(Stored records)
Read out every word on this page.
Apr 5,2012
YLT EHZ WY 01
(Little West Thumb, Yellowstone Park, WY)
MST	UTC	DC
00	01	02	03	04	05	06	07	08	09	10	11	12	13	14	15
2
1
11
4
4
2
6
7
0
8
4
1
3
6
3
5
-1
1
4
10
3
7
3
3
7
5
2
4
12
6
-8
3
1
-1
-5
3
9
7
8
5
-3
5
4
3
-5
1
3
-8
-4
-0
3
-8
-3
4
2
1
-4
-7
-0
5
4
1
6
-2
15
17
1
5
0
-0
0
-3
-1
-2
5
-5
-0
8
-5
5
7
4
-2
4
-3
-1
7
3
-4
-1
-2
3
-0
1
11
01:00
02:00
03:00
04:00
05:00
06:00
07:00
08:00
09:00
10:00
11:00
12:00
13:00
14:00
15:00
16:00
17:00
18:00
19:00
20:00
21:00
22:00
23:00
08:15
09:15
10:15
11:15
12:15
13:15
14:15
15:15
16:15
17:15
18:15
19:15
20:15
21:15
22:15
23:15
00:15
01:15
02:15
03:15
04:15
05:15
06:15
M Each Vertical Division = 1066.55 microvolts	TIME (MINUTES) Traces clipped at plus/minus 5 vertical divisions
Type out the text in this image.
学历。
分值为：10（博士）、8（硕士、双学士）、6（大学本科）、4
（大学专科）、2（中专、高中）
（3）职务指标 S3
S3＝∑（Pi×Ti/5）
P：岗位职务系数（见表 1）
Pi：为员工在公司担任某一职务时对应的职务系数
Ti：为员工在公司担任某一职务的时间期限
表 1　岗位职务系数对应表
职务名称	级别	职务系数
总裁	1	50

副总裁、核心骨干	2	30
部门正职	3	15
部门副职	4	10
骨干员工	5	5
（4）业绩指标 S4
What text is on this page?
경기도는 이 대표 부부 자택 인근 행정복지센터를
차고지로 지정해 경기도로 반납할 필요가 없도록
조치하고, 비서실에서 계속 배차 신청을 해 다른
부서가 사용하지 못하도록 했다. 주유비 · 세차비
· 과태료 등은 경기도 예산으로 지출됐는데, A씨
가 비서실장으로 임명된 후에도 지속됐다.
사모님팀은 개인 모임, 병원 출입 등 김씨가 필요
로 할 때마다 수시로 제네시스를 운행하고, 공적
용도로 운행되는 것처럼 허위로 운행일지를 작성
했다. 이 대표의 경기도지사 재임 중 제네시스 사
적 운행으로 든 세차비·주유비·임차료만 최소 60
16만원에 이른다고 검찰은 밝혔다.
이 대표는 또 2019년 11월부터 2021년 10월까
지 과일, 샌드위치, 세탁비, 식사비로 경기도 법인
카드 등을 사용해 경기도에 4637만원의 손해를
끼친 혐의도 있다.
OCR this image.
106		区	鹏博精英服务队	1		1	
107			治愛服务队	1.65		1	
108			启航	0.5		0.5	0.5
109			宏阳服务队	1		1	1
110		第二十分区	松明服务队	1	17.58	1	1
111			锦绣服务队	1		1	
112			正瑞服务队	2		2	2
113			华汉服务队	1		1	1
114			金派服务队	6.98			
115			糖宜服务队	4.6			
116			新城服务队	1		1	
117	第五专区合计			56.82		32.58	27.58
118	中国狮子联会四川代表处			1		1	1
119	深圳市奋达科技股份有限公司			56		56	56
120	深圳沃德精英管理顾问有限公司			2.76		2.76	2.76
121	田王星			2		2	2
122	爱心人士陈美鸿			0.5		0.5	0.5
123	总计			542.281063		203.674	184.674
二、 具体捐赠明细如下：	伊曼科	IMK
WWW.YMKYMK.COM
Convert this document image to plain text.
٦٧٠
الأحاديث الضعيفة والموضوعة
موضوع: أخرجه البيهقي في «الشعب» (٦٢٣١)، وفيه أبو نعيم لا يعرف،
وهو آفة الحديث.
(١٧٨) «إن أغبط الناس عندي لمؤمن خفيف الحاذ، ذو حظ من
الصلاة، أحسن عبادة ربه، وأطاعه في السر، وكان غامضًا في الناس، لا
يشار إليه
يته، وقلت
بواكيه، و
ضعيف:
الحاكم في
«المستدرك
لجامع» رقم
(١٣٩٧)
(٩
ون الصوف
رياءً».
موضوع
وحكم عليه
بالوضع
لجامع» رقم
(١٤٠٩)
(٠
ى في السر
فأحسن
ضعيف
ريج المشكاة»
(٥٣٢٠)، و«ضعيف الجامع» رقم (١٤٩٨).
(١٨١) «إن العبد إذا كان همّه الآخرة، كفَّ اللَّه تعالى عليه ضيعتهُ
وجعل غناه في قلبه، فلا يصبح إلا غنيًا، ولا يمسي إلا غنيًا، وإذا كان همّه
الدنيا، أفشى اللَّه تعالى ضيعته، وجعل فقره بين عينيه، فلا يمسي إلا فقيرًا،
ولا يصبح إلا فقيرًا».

▶ **WRITTEN EXERCISE**:
Take each line containing the string "وجعل" and copy it out.

▶ **THE RESULT**:
وجعل غناه في قلبه، فلا يصبح إلا غنيًا، ولا يمسي إلا غنيًا، وإذا كان همّه
الدنيا، أفشى اللَّه تعالى ضيعته، وجعل فقره بين عينيه، فلا يمسي إلا فقيرًا،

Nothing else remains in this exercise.